→ PROMPT
Output the entries verbatim, including every line.

Lines of data
· · · ·
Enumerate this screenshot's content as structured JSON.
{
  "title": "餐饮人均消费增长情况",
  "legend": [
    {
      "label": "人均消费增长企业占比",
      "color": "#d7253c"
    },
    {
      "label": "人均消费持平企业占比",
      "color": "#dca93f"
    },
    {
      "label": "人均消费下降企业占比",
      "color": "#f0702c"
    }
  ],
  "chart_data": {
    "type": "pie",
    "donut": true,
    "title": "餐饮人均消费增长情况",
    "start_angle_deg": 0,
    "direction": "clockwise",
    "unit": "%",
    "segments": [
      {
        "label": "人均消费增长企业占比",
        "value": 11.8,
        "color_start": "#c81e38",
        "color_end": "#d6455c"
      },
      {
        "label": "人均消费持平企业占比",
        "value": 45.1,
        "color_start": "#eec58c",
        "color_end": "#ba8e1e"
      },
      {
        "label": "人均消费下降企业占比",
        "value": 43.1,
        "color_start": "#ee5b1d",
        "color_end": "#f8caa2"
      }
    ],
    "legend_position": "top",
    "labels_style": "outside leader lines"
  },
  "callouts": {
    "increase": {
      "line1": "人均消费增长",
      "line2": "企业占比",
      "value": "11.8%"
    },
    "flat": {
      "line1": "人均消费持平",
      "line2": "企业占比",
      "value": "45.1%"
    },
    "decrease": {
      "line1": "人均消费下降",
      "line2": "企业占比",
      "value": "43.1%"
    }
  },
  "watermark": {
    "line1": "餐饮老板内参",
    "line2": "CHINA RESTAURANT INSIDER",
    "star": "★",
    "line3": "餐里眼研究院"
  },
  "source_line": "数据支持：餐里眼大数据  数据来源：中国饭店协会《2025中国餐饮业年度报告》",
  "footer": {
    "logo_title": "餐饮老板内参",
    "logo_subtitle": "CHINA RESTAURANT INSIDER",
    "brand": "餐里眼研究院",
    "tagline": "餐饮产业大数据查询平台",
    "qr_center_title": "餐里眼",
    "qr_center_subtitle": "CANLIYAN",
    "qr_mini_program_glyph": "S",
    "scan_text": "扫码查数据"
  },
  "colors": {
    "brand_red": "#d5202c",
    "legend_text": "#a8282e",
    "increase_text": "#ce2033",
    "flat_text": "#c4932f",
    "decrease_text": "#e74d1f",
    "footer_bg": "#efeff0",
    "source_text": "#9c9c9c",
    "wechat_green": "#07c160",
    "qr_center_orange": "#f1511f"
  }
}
· · · ·
→ SOLVED PROBLEM
Enumerate this screenshot's content as structured JSON.
{
  "title": "餐饮人均消费增长情况",
  "legend": [
    {
      "label": "人均消费增长企业占比",
      "color": "#d7253c"
    },
    {
      "label": "人均消费持平企业占比",
      "color": "#dca93f"
    },
    {
      "label": "人均消费下降企业占比",
      "color": "#f0702c"
    }
  ],
  "chart_data": {
    "type": "pie",
    "donut": true,
    "title": "餐饮人均消费增长情况",
    "start_angle_deg": 0,
    "direction": "clockwise",
    "unit": "%",
    "segments": [
      {
        "label": "人均消费增长企业占比",
        "value": 11.8,
        "color_start": "#c81e38",
        "color_end": "#d6455c"
      },
      {
        "label": "人均消费持平企业占比",
        "value": 45.1,
        "color_start": "#eec58c",
        "color_end": "#ba8e1e"
      },
      {
        "label": "人均消费下降企业占比",
        "value": 43.1,
        "color_start": "#ee5b1d",
        "color_end": "#f8caa2"
      }
    ],
    "legend_position": "top",
    "labels_style": "outside leader lines"
  },
  "callouts": {
    "increase": {
      "line1": "人均消费增长",
      "line2": "企业占比",
      "value": "11.8%"
    },
    "flat": {
      "line1": "人均消费持平",
      "line2": "企业占比",
      "value": "45.1%"
    },
    "decrease": {
      "line1": "人均消费下降",
      "line2": "企业占比",
      "value": "43.1%"
    }
  },
  "watermark": {
    "line1": "餐饮老板内参",
    "line2": "CHINA RESTAURANT INSIDER",
    "star": "★",
    "line3": "餐里眼研究院"
  },
  "source_line": "数据支持：餐里眼大数据  数据来源：中国饭店协会《2025中国餐饮业年度报告》",
  "footer": {
    "logo_title": "餐饮老板内参",
    "logo_subtitle": "CHINA RESTAURANT INSIDER",
    "brand": "餐里眼研究院",
    "tagline": "餐饮产业大数据查询平台",
    "qr_center_title": "餐里眼",
    "qr_center_subtitle": "CANLIYAN",
    "qr_mini_program_glyph": "S",
    "scan_text": "扫码查数据"
  },
  "colors": {
    "brand_red": "#d5202c",
    "legend_text": "#a8282e",
    "increase_text": "#ce2033",
    "flat_text": "#c4932f",
    "decrease_text": "#e74d1f",
    "footer_bg": "#efeff0",
    "source_text": "#9c9c9c",
    "wechat_green": "#07c160",
    "qr_center_orange": "#f1511f"
  }
}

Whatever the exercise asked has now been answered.